● Data provided:
────────────────────────────────────────

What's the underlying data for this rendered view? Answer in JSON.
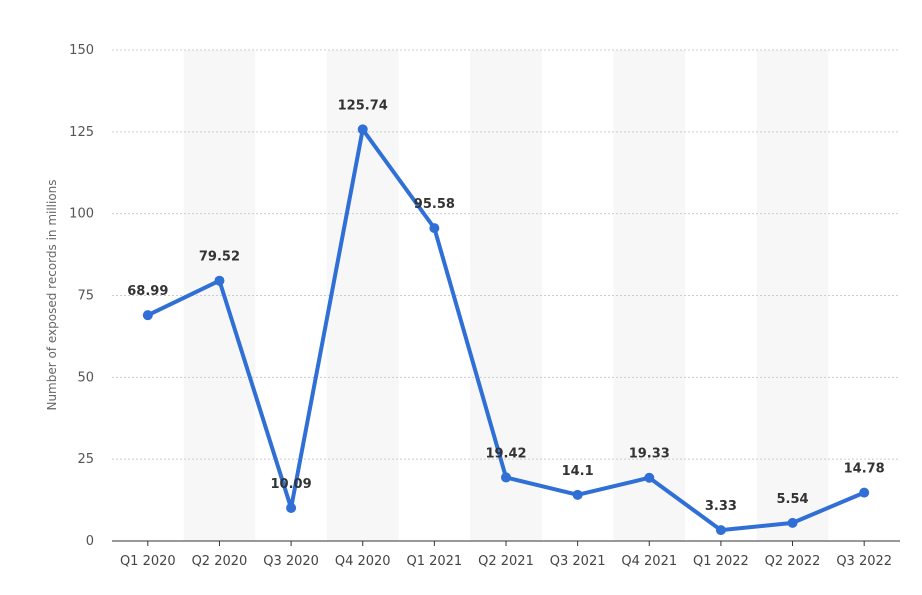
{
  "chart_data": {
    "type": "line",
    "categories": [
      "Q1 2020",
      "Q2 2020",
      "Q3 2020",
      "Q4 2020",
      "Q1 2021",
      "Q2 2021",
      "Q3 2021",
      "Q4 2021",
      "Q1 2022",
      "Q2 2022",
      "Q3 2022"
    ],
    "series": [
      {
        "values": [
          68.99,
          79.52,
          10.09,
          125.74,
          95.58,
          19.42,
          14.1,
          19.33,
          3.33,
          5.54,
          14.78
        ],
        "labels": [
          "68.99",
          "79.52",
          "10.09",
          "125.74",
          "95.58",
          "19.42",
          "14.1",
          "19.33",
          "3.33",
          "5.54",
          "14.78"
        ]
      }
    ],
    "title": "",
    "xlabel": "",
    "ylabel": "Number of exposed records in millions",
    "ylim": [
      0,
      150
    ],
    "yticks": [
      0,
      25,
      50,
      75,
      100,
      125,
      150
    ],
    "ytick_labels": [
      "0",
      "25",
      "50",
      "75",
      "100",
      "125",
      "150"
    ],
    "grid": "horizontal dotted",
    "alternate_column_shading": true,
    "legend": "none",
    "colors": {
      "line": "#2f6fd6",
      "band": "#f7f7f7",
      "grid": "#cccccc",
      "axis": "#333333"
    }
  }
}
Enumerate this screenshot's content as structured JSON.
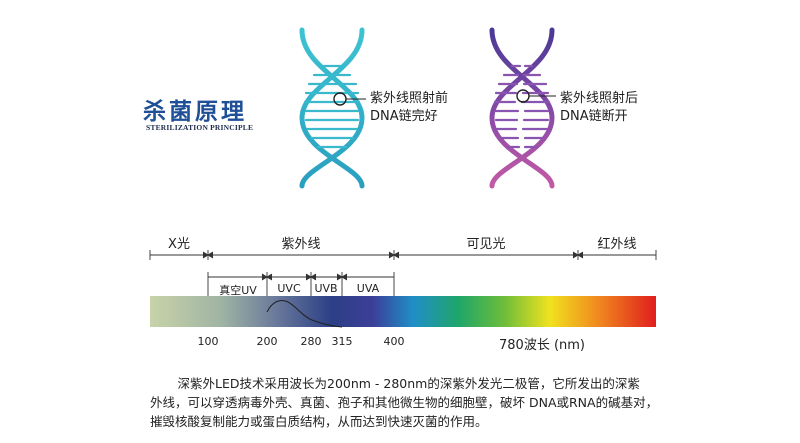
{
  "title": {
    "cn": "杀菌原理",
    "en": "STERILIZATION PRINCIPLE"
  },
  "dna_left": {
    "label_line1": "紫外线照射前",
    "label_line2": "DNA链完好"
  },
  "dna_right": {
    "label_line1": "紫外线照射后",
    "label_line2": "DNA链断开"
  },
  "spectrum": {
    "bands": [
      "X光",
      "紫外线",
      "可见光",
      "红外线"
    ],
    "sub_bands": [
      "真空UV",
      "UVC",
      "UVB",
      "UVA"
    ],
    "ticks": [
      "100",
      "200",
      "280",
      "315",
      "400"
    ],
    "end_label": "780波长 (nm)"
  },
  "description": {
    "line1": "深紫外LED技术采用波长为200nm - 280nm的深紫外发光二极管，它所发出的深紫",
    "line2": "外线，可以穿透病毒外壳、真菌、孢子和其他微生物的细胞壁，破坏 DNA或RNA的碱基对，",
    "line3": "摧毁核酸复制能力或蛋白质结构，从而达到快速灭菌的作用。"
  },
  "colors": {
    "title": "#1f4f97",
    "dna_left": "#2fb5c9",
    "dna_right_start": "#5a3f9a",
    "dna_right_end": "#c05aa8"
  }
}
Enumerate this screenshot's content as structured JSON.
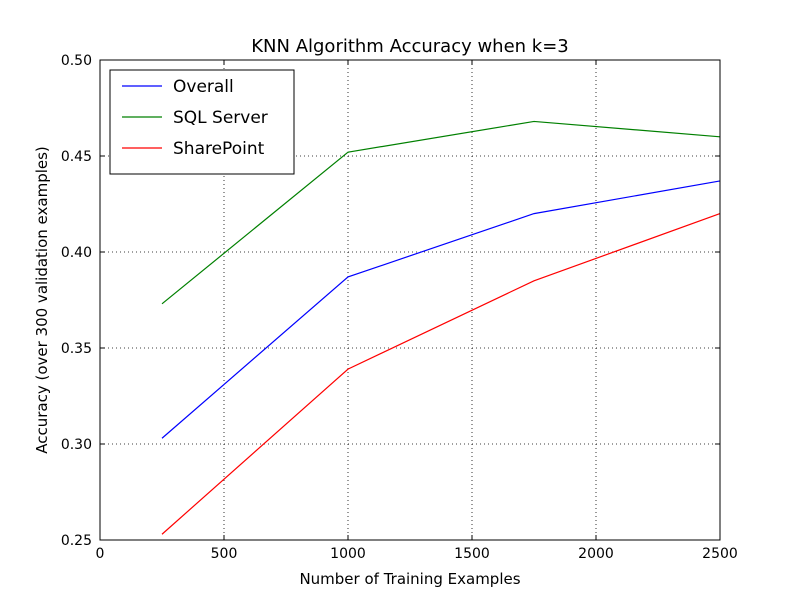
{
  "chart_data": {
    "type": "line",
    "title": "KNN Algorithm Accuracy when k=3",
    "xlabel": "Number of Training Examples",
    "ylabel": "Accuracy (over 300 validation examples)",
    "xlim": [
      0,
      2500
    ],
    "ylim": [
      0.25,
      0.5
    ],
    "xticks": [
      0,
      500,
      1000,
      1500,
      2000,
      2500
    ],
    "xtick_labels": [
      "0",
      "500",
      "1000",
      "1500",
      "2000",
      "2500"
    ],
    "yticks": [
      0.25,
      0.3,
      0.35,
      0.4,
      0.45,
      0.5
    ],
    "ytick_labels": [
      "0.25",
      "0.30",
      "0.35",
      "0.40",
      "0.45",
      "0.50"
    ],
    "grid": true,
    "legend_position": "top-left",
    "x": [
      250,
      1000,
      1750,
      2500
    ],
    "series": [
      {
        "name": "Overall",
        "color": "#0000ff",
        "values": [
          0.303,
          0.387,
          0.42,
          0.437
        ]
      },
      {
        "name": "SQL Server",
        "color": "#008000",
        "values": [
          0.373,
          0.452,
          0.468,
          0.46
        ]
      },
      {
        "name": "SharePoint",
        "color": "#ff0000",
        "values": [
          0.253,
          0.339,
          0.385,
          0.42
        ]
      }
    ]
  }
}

────────────────────────────────────────

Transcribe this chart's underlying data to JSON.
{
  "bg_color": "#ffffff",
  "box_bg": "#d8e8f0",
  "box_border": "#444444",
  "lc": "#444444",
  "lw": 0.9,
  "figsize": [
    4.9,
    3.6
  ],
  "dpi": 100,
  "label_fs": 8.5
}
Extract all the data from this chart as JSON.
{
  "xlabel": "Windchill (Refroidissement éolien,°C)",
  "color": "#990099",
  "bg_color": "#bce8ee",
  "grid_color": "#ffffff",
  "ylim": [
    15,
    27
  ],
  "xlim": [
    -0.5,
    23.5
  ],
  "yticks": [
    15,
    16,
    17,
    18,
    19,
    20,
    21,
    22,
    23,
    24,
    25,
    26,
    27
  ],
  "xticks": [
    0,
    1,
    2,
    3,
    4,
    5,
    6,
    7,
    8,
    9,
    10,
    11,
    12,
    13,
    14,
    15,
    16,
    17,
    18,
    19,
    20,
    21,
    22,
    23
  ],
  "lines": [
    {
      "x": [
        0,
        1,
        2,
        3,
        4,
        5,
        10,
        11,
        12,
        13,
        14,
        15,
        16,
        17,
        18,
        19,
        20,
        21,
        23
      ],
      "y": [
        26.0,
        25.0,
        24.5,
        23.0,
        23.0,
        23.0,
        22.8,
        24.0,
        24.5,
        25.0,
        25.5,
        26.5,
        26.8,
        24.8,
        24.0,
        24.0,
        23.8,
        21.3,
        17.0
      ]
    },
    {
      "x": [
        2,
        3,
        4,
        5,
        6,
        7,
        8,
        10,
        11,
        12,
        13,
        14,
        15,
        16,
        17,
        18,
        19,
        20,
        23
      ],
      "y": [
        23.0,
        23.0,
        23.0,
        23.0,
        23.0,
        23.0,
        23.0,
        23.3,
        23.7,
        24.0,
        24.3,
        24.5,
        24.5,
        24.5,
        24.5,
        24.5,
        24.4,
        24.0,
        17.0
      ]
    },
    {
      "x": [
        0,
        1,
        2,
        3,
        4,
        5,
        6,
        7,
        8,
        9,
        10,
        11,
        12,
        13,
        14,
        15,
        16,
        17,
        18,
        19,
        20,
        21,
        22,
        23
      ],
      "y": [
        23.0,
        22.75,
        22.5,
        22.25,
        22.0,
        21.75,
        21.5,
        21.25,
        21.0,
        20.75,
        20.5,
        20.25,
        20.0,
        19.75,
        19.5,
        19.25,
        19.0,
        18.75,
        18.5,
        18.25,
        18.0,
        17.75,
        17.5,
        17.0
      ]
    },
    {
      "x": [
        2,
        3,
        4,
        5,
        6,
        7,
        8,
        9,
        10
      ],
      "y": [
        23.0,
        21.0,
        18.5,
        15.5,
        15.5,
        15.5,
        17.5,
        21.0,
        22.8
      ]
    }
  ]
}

────────────────────────────────────────

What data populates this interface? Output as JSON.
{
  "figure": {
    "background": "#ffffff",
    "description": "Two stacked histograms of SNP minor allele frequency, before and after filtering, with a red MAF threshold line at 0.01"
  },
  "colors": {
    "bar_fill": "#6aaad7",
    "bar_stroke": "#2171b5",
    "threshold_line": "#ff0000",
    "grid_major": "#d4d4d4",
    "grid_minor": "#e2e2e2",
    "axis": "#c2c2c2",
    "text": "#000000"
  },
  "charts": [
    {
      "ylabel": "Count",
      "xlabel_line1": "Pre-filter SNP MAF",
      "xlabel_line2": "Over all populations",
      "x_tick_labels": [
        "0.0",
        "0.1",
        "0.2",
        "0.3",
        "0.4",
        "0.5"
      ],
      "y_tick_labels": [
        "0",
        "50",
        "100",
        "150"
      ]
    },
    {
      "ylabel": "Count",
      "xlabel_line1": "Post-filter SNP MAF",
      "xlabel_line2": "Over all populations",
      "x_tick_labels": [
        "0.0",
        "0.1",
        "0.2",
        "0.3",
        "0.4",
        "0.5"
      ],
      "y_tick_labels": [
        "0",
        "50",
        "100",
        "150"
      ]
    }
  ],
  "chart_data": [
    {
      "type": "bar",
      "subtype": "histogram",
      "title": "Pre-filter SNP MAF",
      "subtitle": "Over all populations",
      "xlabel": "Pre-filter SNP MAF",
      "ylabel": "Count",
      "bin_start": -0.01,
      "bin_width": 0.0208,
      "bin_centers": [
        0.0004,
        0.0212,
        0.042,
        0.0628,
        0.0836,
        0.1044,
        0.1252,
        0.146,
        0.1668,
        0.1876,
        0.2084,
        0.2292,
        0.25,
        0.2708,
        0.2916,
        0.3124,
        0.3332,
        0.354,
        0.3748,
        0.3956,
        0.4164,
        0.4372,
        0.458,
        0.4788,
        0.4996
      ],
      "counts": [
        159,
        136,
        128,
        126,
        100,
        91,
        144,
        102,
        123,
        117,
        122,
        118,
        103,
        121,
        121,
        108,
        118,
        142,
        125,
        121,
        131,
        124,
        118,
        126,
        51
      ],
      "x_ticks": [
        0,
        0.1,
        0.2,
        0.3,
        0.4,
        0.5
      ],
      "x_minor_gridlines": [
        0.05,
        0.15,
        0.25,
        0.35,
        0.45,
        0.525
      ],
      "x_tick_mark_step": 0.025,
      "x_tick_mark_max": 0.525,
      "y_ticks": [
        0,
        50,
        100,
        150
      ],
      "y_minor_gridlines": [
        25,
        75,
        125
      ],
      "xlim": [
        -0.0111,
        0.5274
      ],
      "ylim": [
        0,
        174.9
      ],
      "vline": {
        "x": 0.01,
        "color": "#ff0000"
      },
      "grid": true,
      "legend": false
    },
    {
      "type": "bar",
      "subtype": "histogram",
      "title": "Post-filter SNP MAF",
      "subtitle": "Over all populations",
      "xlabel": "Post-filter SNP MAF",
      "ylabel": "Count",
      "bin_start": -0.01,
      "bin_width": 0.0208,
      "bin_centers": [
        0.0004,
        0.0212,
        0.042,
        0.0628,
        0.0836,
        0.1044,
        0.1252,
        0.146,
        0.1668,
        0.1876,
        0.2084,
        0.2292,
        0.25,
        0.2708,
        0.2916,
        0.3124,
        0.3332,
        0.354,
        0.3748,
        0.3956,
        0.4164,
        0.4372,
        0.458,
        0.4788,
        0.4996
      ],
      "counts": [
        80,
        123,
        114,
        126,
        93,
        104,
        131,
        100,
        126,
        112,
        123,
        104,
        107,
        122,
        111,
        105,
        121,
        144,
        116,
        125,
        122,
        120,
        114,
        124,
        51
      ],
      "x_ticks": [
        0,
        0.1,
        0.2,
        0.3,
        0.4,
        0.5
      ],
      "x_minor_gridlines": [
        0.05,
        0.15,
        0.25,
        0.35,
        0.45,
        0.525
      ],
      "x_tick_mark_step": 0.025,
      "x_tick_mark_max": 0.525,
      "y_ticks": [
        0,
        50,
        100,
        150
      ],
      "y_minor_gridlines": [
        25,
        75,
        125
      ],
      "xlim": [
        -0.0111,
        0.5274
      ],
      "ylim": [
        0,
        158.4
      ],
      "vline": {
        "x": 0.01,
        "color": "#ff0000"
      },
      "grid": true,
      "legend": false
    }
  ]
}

────────────────────────────────────────

● What this task involves: Filter the entries above down to the lines containing the word "Accuracy".

● Result of this task:
    "title": "KNN Algorithm Accuracy when k=3",
    "ylabel": "Accuracy (over 300 validation examples)",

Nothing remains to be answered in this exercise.